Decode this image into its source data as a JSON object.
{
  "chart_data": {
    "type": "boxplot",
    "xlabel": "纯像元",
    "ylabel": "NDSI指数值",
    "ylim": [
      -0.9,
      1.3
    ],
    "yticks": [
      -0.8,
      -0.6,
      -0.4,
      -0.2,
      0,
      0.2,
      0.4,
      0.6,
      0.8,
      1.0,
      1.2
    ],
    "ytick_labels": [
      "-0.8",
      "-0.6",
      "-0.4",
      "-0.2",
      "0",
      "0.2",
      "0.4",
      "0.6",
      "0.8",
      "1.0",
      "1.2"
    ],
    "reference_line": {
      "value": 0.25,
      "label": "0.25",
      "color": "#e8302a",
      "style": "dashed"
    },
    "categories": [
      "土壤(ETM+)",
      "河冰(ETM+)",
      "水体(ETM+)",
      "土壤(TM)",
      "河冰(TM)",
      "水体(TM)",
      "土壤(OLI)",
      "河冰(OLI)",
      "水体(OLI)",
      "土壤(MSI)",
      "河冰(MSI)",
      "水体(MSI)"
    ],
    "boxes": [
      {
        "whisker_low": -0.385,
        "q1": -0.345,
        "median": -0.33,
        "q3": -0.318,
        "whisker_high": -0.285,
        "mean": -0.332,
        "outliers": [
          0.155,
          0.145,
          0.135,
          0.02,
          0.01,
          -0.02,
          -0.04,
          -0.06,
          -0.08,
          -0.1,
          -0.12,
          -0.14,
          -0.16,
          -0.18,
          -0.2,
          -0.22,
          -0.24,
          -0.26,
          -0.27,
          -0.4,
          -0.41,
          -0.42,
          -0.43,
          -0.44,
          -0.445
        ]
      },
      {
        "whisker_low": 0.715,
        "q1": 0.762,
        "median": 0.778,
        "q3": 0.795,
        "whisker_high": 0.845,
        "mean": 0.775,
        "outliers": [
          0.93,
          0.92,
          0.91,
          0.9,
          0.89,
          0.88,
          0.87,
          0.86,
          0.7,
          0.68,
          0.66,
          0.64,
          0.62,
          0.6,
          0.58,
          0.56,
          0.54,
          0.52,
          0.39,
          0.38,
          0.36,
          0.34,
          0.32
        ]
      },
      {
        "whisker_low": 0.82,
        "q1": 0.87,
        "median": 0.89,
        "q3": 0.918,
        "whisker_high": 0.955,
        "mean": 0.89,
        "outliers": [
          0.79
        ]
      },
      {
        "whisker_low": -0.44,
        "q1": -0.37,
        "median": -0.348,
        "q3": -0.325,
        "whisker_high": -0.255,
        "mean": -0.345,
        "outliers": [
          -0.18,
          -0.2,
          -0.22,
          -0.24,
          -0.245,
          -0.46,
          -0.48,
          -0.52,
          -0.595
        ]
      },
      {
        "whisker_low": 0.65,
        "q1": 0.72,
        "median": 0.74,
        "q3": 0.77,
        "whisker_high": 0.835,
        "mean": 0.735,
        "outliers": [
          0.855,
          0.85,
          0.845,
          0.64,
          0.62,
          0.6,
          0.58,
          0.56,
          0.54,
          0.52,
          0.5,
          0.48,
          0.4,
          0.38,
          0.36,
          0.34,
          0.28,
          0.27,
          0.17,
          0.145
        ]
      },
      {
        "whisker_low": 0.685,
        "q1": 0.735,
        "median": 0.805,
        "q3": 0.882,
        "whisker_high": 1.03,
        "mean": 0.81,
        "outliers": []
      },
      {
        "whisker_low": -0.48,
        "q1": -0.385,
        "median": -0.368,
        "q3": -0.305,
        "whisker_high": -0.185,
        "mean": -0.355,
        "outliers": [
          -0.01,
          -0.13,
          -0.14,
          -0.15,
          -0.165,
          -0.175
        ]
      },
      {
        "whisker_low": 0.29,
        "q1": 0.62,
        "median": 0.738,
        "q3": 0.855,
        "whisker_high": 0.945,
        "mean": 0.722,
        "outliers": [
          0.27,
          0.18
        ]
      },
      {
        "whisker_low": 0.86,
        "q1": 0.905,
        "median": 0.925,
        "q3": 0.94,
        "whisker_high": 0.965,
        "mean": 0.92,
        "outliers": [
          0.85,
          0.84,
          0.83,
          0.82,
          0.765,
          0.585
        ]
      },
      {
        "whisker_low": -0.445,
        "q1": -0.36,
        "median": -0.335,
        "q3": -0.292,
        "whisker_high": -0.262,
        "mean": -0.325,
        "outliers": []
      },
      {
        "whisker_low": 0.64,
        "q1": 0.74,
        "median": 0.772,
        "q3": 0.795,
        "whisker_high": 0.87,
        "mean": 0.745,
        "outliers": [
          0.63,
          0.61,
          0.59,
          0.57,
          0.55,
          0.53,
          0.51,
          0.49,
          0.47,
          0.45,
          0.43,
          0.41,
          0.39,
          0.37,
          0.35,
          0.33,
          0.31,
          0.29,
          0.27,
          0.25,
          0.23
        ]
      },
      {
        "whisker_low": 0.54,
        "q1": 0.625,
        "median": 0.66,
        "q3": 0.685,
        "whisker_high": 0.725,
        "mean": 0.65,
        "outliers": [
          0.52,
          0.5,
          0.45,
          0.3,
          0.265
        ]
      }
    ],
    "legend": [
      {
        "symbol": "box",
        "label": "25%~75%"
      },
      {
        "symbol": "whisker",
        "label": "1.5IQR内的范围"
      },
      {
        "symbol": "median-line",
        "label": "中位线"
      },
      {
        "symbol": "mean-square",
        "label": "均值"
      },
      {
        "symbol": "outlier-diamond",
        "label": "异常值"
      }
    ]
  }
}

--

**INSTRUCTIONS FOR THE TASK**
Show, from the listing above, each line that contains the word "symbol".

**THE REPLY**
        "symbol": "box",
        "symbol": "whisker",
        "symbol": "median-line",
        "symbol": "mean-square",
        "symbol": "outlier-diamond",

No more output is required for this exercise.